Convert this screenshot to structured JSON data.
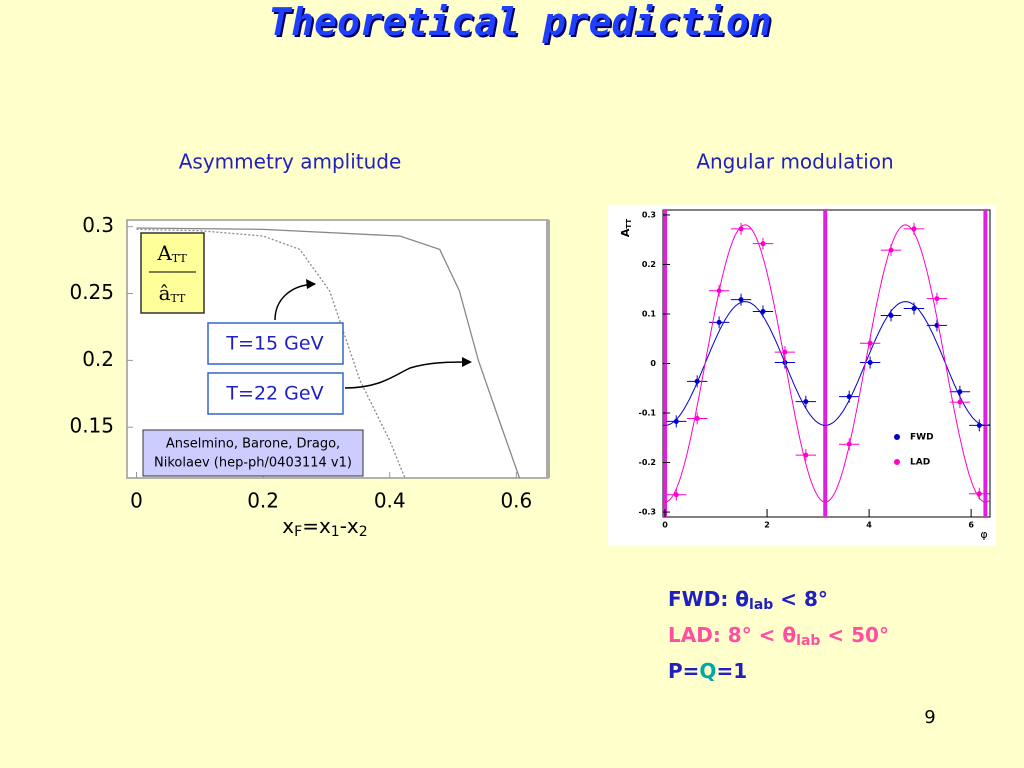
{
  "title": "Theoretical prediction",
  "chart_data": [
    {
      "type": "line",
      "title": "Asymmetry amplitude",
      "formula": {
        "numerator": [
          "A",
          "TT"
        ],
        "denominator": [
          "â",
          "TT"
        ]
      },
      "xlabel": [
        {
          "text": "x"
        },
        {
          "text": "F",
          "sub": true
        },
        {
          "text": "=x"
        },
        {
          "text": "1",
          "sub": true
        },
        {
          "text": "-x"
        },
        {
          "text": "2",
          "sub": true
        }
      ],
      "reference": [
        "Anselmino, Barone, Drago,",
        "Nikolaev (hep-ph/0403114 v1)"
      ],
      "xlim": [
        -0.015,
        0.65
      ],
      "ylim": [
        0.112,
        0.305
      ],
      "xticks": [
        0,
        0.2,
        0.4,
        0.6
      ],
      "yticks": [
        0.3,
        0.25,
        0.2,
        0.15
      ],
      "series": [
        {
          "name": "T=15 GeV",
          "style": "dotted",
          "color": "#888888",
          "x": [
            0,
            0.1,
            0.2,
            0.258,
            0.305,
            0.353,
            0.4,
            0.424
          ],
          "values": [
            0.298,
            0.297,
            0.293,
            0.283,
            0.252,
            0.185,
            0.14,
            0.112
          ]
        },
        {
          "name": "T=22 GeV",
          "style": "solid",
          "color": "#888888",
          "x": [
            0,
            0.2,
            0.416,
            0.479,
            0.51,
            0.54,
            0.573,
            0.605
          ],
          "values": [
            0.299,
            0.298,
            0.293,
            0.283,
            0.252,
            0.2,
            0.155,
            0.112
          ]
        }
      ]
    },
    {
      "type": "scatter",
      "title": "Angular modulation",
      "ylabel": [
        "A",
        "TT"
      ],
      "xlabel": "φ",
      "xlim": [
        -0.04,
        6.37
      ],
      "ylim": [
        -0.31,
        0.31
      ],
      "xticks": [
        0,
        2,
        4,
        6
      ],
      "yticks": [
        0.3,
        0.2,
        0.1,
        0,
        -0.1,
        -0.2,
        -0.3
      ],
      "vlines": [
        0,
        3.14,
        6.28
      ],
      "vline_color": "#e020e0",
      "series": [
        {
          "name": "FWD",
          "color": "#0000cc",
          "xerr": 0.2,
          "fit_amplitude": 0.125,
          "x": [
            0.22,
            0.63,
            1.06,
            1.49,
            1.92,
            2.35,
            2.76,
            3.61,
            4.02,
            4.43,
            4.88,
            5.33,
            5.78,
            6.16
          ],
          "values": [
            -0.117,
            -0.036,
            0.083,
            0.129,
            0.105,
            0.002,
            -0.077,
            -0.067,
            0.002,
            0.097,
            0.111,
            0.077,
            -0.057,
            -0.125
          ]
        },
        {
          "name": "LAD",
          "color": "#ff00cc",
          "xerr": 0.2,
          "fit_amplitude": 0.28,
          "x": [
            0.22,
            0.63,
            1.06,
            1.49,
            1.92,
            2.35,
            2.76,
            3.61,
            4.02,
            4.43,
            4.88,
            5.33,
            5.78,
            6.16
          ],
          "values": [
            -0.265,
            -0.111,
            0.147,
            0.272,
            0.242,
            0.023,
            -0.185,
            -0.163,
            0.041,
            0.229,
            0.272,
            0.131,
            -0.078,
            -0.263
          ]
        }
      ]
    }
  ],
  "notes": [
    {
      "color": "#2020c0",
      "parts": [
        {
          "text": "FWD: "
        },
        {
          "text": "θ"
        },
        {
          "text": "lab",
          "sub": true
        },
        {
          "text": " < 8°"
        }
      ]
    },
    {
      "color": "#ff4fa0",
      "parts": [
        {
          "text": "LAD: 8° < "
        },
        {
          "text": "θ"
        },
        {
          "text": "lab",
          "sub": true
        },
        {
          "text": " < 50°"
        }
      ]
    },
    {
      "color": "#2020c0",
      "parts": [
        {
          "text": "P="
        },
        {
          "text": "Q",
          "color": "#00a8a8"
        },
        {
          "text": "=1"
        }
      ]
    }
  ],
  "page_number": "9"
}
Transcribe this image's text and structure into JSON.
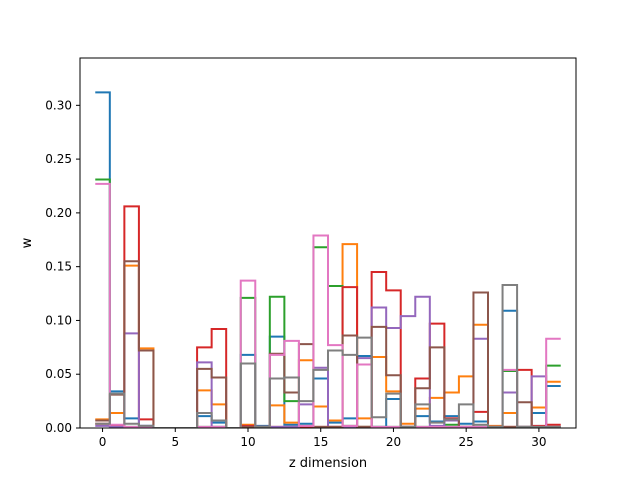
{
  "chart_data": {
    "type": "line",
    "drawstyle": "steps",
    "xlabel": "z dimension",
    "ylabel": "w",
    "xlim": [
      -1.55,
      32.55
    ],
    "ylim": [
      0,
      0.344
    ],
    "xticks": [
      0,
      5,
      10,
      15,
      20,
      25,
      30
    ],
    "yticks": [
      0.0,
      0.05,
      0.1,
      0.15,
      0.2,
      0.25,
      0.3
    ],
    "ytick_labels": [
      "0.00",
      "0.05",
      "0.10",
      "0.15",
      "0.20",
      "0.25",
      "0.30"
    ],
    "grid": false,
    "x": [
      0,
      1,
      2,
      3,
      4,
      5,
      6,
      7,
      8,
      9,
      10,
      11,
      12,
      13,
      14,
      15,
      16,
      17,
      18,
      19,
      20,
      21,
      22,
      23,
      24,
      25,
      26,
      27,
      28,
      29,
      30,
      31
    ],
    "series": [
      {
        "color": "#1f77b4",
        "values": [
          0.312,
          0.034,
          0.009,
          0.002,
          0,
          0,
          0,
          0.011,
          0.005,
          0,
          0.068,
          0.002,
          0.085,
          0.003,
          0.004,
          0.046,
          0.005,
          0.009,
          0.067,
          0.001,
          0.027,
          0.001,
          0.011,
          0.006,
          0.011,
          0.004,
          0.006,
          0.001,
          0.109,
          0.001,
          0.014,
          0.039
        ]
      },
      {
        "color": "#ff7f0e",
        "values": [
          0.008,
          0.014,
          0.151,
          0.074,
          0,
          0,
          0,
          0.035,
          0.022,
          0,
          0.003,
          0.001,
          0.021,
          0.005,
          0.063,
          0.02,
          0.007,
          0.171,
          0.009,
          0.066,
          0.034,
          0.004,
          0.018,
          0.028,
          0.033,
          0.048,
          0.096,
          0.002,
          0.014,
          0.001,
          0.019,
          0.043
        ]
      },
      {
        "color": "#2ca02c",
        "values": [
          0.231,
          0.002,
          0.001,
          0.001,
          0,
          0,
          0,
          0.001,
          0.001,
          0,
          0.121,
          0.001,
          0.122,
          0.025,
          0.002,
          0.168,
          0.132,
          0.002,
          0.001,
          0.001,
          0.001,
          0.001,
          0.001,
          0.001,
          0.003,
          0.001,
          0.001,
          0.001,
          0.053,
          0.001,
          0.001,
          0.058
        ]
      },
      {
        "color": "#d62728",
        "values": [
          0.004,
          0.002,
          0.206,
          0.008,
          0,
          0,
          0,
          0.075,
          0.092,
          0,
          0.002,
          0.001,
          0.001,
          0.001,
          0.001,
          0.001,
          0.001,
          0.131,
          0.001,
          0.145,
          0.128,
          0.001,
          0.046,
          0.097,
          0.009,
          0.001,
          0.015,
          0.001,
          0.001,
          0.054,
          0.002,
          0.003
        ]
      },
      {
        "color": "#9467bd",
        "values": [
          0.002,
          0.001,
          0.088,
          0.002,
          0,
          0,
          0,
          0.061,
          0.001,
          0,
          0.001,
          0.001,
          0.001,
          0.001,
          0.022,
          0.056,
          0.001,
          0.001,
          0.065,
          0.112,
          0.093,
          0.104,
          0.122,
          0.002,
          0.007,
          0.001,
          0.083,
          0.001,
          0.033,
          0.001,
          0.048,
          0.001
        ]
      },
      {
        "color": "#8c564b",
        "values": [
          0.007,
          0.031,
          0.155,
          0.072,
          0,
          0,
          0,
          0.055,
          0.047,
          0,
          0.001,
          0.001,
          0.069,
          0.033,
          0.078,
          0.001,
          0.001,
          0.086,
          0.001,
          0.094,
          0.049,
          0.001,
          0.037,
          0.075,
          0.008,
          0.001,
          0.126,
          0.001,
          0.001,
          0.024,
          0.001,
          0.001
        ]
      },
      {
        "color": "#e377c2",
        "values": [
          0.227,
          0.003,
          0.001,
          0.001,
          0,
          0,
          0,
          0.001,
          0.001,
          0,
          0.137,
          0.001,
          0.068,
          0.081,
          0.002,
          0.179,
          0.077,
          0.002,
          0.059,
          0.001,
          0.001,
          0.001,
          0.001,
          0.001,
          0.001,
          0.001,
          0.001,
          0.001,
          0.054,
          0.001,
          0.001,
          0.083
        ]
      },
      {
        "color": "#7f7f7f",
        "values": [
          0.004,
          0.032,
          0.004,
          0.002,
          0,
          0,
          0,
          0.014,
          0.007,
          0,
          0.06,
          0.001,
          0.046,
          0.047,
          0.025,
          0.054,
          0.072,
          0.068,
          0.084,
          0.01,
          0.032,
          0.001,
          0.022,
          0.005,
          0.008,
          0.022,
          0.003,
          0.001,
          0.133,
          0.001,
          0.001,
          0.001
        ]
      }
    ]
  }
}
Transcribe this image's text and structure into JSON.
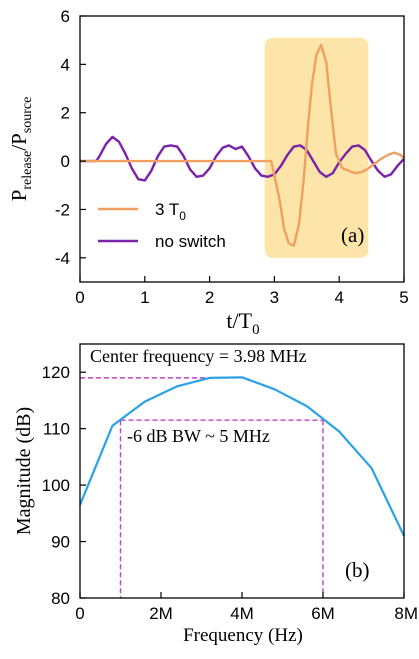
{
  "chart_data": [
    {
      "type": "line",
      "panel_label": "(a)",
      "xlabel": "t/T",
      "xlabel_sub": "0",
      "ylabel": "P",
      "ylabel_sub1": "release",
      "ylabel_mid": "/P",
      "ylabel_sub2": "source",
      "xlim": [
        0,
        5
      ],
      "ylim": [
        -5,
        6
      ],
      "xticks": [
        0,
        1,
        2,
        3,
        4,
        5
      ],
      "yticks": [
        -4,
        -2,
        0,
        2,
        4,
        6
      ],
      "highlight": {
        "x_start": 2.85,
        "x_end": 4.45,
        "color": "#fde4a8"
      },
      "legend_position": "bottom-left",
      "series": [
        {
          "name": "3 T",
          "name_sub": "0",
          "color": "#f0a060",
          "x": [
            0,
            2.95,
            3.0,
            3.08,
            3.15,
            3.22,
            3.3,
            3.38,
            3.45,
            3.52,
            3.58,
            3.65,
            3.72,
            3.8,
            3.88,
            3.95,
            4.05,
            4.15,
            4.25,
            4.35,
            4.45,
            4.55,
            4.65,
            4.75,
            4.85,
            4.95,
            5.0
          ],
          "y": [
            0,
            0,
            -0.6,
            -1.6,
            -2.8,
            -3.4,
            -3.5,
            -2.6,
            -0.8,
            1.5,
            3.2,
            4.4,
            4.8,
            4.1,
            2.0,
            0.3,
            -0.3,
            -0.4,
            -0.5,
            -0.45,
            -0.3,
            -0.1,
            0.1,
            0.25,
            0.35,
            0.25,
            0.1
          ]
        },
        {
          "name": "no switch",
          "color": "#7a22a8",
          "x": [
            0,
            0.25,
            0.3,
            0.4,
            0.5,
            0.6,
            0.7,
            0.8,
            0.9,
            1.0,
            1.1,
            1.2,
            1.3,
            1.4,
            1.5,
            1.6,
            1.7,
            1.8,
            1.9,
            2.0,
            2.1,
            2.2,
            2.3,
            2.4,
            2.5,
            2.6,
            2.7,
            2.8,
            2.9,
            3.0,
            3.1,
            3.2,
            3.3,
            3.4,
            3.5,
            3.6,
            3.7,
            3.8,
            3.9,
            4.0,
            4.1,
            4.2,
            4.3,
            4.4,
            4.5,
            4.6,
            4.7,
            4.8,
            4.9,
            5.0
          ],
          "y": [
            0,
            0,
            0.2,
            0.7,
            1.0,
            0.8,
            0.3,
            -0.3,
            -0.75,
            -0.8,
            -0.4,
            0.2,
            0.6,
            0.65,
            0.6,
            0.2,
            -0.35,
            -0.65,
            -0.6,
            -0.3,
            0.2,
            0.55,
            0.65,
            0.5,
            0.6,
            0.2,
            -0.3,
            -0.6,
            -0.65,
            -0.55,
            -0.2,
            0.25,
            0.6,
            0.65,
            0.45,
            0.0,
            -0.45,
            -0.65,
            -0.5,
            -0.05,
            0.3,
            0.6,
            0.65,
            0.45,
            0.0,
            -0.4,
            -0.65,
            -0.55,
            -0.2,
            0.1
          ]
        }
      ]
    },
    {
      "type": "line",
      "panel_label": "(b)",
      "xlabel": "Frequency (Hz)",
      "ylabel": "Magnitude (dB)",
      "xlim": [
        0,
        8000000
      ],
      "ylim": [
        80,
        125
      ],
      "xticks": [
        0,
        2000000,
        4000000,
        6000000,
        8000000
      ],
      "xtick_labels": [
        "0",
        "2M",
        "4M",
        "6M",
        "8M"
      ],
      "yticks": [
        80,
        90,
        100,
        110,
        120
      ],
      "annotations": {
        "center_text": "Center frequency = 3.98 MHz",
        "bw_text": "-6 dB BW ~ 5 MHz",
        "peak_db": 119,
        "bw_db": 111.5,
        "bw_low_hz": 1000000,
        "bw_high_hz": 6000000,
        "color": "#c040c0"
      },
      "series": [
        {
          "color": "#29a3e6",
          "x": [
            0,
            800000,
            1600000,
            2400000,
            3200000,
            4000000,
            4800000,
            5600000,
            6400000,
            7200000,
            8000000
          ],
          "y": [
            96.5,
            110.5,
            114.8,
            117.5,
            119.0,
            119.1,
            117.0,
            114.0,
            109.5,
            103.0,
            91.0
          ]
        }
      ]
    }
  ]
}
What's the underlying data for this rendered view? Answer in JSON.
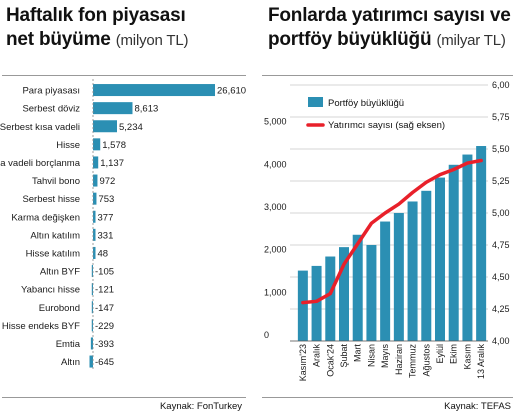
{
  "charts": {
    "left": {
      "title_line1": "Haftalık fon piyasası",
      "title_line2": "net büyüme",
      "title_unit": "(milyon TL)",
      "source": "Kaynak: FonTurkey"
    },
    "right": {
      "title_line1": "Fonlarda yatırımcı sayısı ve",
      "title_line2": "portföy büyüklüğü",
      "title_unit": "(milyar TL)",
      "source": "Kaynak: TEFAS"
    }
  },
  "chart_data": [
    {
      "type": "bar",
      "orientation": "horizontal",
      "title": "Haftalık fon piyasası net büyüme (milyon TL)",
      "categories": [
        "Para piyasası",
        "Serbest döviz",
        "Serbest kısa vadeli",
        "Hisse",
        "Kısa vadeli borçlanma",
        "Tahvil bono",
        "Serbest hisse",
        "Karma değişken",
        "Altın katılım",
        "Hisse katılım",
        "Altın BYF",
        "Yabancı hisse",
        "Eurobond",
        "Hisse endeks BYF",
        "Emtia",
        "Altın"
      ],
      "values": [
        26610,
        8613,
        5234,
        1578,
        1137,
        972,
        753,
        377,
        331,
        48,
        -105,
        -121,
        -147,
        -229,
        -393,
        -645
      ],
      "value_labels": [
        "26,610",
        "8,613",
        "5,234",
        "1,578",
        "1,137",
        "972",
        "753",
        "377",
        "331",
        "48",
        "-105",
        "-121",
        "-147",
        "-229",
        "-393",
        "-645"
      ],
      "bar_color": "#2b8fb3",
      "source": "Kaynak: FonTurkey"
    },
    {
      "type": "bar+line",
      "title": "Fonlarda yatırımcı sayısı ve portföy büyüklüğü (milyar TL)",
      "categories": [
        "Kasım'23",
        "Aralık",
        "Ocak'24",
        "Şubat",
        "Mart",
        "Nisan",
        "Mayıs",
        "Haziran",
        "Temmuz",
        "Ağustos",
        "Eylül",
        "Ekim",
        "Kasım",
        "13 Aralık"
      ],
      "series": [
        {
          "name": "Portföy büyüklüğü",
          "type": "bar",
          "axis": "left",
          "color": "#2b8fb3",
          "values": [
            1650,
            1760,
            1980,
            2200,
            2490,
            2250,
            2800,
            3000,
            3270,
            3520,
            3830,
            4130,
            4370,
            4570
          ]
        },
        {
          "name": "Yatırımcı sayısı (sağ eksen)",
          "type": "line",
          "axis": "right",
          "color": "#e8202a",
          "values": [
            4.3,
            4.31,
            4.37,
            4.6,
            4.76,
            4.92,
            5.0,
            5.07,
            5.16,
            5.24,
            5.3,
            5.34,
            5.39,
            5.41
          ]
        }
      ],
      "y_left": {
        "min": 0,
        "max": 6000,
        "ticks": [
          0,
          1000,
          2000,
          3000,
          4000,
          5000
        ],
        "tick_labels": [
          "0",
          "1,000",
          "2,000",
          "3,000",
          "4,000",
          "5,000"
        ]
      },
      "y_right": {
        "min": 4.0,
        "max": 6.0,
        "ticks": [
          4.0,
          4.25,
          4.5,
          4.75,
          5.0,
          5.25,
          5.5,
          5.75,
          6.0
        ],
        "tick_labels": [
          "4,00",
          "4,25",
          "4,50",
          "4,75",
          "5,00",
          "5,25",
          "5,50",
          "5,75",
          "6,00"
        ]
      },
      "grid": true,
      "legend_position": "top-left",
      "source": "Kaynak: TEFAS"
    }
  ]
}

**Your objective**.
Give the number of lines in the entries above that include the string "büyüklüğü". No other output is expected.

**Written answer**.
3